(Source data)
════════════════
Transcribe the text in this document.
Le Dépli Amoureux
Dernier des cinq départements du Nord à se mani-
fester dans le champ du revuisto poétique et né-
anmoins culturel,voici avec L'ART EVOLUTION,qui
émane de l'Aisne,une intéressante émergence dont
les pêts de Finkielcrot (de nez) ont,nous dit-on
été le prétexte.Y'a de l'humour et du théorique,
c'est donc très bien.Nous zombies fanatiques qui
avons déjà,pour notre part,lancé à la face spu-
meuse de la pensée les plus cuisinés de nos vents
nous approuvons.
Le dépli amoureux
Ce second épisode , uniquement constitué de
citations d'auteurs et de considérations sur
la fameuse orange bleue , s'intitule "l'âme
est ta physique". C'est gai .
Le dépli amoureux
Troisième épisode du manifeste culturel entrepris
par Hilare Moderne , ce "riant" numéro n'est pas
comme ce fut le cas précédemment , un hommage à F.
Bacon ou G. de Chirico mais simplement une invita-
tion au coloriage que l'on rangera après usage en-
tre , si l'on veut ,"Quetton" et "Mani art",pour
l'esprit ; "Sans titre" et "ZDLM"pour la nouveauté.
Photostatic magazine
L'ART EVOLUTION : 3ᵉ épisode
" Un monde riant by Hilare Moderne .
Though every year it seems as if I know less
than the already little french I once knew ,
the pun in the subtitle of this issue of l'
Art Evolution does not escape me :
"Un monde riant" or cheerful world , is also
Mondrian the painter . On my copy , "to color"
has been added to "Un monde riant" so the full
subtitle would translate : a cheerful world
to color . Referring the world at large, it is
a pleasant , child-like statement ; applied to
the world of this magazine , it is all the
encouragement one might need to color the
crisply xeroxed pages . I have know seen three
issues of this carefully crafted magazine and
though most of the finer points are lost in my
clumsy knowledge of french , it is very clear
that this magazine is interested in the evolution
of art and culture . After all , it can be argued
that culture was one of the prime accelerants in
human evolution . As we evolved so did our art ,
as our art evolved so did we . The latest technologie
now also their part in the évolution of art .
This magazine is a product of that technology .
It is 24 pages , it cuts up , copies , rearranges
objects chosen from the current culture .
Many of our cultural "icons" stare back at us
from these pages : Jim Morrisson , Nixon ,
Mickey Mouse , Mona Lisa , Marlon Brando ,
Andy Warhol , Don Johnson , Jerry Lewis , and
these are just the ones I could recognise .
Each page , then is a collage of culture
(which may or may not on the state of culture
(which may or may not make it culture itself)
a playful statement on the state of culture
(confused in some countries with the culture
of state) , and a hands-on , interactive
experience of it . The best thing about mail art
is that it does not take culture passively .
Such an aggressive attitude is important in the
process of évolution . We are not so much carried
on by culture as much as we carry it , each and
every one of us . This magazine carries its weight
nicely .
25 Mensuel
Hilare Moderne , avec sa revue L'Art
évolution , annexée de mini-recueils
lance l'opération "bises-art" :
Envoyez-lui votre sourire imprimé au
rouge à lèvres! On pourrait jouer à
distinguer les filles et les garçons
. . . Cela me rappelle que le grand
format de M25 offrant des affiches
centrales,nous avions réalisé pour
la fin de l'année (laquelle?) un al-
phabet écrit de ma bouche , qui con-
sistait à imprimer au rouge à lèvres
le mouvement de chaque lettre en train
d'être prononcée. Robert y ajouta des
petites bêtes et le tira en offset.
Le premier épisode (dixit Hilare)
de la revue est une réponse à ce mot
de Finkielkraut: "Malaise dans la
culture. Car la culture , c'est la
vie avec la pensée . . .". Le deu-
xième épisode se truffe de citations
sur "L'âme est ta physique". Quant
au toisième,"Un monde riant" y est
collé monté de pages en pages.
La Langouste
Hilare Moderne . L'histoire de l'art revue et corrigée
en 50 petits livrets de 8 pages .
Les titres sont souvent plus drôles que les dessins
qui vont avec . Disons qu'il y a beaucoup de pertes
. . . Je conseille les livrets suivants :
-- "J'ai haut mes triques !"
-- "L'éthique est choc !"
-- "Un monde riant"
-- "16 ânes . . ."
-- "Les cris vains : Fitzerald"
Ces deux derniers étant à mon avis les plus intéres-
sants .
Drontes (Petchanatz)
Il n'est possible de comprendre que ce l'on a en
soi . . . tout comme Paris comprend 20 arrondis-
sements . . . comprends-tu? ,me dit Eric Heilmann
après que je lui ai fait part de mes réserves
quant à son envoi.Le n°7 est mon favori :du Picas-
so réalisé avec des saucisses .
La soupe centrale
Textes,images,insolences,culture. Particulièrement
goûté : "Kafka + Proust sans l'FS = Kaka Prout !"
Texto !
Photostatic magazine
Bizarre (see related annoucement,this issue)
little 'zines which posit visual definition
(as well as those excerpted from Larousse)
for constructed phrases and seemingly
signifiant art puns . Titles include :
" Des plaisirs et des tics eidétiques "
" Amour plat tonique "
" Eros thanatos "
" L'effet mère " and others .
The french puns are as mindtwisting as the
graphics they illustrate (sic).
════════════════
• **Request**
Give solely the number of lines in the data that contain the string "puns".

• **Solution for this exercise**
2